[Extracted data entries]
>> BEGIN
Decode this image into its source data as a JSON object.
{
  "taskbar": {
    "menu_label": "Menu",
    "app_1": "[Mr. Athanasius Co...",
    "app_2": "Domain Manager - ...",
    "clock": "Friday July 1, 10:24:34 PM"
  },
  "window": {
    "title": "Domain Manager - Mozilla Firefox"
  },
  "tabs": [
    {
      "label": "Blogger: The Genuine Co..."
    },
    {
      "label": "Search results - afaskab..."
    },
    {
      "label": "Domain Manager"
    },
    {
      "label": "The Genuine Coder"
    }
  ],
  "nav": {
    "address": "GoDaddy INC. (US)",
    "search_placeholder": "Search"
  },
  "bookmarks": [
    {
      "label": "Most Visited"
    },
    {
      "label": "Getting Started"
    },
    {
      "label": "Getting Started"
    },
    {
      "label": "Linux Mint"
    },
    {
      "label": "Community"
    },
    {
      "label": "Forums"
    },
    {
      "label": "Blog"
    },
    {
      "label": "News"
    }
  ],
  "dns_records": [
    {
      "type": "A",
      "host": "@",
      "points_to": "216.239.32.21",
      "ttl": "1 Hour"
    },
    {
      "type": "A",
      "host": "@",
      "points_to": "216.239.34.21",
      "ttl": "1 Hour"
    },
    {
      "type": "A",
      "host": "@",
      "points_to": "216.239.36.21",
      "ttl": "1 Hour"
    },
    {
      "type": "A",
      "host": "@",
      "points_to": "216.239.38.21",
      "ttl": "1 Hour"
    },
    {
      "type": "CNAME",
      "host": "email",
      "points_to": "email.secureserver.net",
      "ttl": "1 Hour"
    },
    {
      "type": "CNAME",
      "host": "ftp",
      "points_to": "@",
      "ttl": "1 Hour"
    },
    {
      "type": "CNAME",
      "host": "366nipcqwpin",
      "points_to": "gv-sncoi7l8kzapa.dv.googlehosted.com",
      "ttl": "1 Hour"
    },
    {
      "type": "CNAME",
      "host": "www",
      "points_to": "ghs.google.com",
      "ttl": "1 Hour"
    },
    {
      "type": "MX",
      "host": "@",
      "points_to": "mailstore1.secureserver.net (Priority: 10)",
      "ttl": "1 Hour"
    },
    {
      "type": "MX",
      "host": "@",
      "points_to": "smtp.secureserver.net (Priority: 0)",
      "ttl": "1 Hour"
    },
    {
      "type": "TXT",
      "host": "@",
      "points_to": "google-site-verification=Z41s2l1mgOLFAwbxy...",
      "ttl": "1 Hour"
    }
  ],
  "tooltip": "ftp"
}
>> END
■ EXERCISE TASK: Please output the entire listing exactly as it stands.

■ WRITTEN SOLUTION:
Decode this image into its source data as a JSON object.
{
  "taskbar": {
    "menu_label": "Menu",
    "app_1": "[Mr. Athanasius Co...",
    "app_2": "Domain Manager - ...",
    "clock": "Friday July 1, 10:24:34 PM"
  },
  "window": {
    "title": "Domain Manager - Mozilla Firefox"
  },
  "tabs": [
    {
      "label": "Blogger: The Genuine Co..."
    },
    {
      "label": "Search results - afaskab..."
    },
    {
      "label": "Domain Manager"
    },
    {
      "label": "The Genuine Coder"
    }
  ],
  "nav": {
    "address": "GoDaddy INC. (US)",
    "search_placeholder": "Search"
  },
  "bookmarks": [
    {
      "label": "Most Visited"
    },
    {
      "label": "Getting Started"
    },
    {
      "label": "Getting Started"
    },
    {
      "label": "Linux Mint"
    },
    {
      "label": "Community"
    },
    {
      "label": "Forums"
    },
    {
      "label": "Blog"
    },
    {
      "label": "News"
    }
  ],
  "dns_records": [
    {
      "type": "A",
      "host": "@",
      "points_to": "216.239.32.21",
      "ttl": "1 Hour"
    },
    {
      "type": "A",
      "host": "@",
      "points_to": "216.239.34.21",
      "ttl": "1 Hour"
    },
    {
      "type": "A",
      "host": "@",
      "points_to": "216.239.36.21",
      "ttl": "1 Hour"
    },
    {
      "type": "A",
      "host": "@",
      "points_to": "216.239.38.21",
      "ttl": "1 Hour"
    },
    {
      "type": "CNAME",
      "host": "email",
      "points_to": "email.secureserver.net",
      "ttl": "1 Hour"
    },
    {
      "type": "CNAME",
      "host": "ftp",
      "points_to": "@",
      "ttl": "1 Hour"
    },
    {
      "type": "CNAME",
      "host": "366nipcqwpin",
      "points_to": "gv-sncoi7l8kzapa.dv.googlehosted.com",
      "ttl": "1 Hour"
    },
    {
      "type": "CNAME",
      "host": "www",
      "points_to": "ghs.google.com",
      "ttl": "1 Hour"
    },
    {
      "type": "MX",
      "host": "@",
      "points_to": "mailstore1.secureserver.net (Priority: 10)",
      "ttl": "1 Hour"
    },
    {
      "type": "MX",
      "host": "@",
      "points_to": "smtp.secureserver.net (Priority: 0)",
      "ttl": "1 Hour"
    },
    {
      "type": "TXT",
      "host": "@",
      "points_to": "google-site-verification=Z41s2l1mgOLFAwbxy...",
      "ttl": "1 Hour"
    }
  ],
  "tooltip": "ftp"
}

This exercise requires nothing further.